# Given data start

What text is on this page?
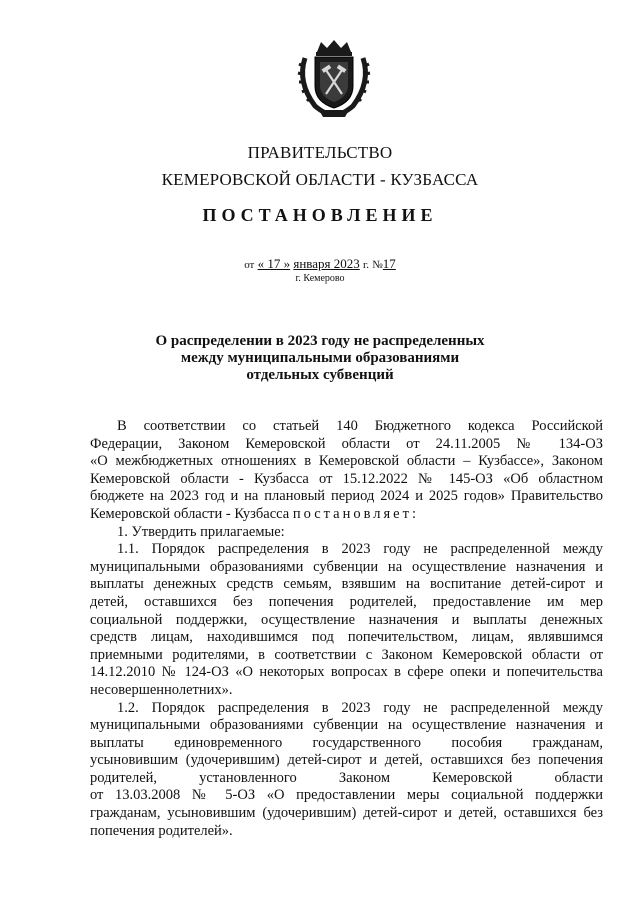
ПРАВИТЕЛЬСТВО
КЕМЕРОВСКОЙ ОБЛАСТИ - КУЗБАССА
ПОСТАНОВЛЕНИЕ
от « 17 » января 2023 г. №17
г. Кемерово
О распределении в 2023 году не распределенных
между муниципальными образованиями
отдельных субвенций
В соответствии со статьей 140 Бюджетного кодекса Российской
Федерации, Законом Кемеровской области от 24.11.2005 № 134-ОЗ
«О межбюджетных отношениях в Кемеровской области – Кузбассе», Законом
Кемеровской области - Кузбасса от 15.12.2022 № 145-ОЗ «Об областном
бюджете на 2023 год и на плановый период 2024 и 2025 годов» Правительство
Кемеровской области - Кузбасса постановляет:
1. Утвердить прилагаемые:
1.1. Порядок распределения в 2023 году не распределенной между
муниципальными образованиями субвенции на осуществление назначения и
выплаты денежных средств семьям, взявшим на воспитание детей-сирот и
детей, оставшихся без попечения родителей, предоставление им мер
социальной поддержки, осуществление назначения и выплаты денежных
средств лицам, находившимся под попечительством, лицам, являвшимся
приемными родителями, в соответствии с Законом Кемеровской области от
14.12.2010 № 124-ОЗ «О некоторых вопросах в сфере опеки и попечительства
несовершеннолетних».
1.2. Порядок распределения в 2023 году не распределенной между
муниципальными образованиями субвенции на осуществление назначения и
выплаты единовременного государственного пособия гражданам,
усыновившим (удочерившим) детей-сирот и детей, оставшихся без попечения
родителей, установленного Законом Кемеровской области
от 13.03.2008 № 5-ОЗ «О предоставлении меры социальной поддержки
гражданам, усыновившим (удочерившим) детей-сирот и детей, оставшихся без
попечения родителей».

# Given data end

## Task
Above are the records. Identify each line that contains the word "детей".

## The output
выплаты денежных средств семьям, взявшим на воспитание детей-сирот и
детей, оставшихся без попечения родителей, предоставление им мер
усыновившим (удочерившим) детей-сирот и детей, оставшихся без попечения
гражданам, усыновившим (удочерившим) детей-сирот и детей, оставшихся без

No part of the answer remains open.